┌──

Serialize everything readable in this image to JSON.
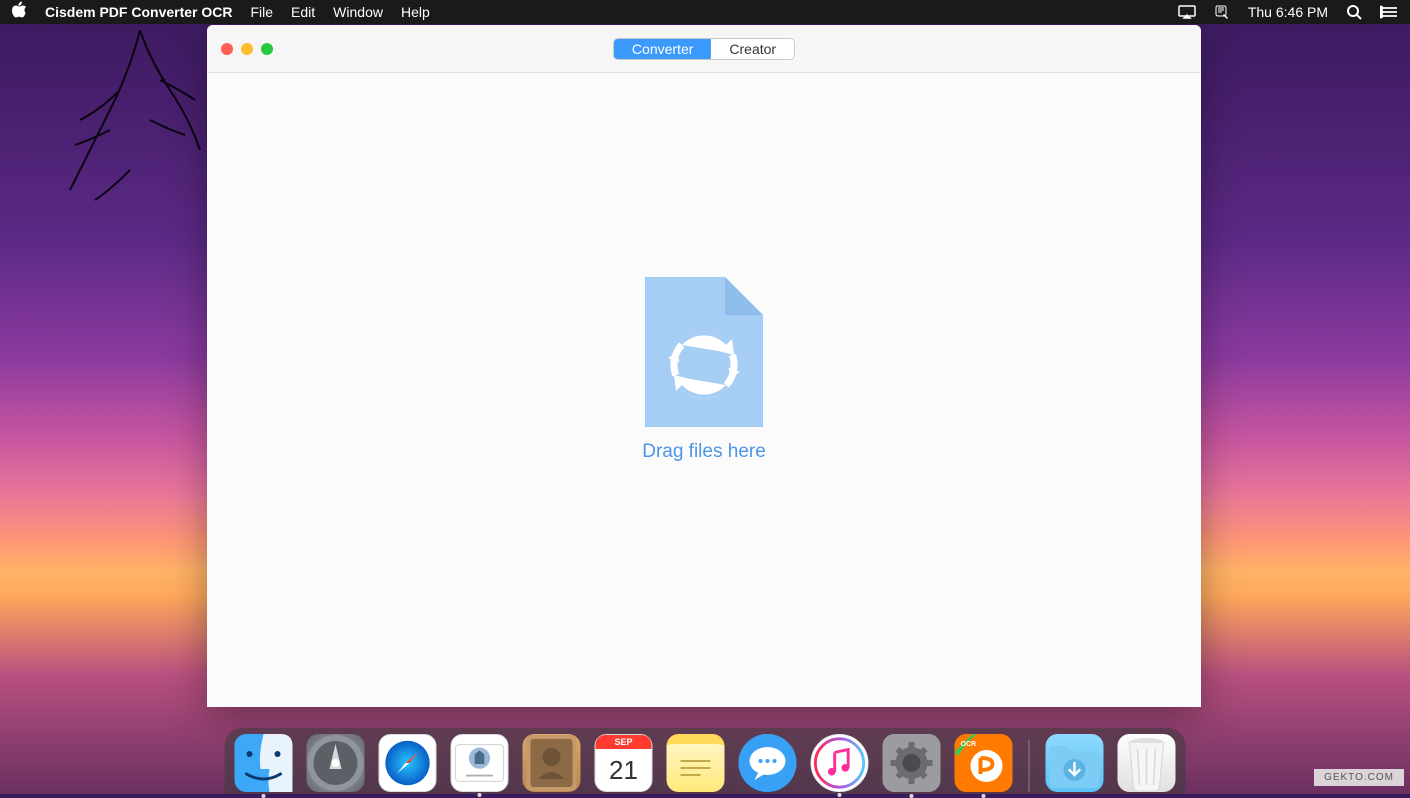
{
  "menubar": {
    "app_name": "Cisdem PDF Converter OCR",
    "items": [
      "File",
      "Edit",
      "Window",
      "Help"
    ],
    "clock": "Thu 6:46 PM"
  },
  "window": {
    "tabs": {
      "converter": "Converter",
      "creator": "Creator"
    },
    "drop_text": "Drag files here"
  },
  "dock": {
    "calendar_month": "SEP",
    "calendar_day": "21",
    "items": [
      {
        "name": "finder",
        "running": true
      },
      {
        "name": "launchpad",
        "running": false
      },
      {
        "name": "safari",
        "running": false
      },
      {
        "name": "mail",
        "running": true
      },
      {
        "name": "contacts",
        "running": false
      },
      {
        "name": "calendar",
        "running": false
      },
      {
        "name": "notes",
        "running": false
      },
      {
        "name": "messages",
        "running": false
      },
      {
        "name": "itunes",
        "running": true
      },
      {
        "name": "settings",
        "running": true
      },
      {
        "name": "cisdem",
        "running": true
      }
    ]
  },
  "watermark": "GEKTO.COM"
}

└──

The task – The records above are to be reproduced exactly; the pictures are to be left out.

Reply –
Serialize everything readable in this image to JSON.
{
  "menubar": {
    "app_name": "Cisdem PDF Converter OCR",
    "items": [
      "File",
      "Edit",
      "Window",
      "Help"
    ],
    "clock": "Thu 6:46 PM"
  },
  "window": {
    "tabs": {
      "converter": "Converter",
      "creator": "Creator"
    },
    "drop_text": "Drag files here"
  },
  "dock": {
    "calendar_month": "SEP",
    "calendar_day": "21",
    "items": [
      {
        "name": "finder",
        "running": true
      },
      {
        "name": "launchpad",
        "running": false
      },
      {
        "name": "safari",
        "running": false
      },
      {
        "name": "mail",
        "running": true
      },
      {
        "name": "contacts",
        "running": false
      },
      {
        "name": "calendar",
        "running": false
      },
      {
        "name": "notes",
        "running": false
      },
      {
        "name": "messages",
        "running": false
      },
      {
        "name": "itunes",
        "running": true
      },
      {
        "name": "settings",
        "running": true
      },
      {
        "name": "cisdem",
        "running": true
      }
    ]
  },
  "watermark": "GEKTO.COM"
}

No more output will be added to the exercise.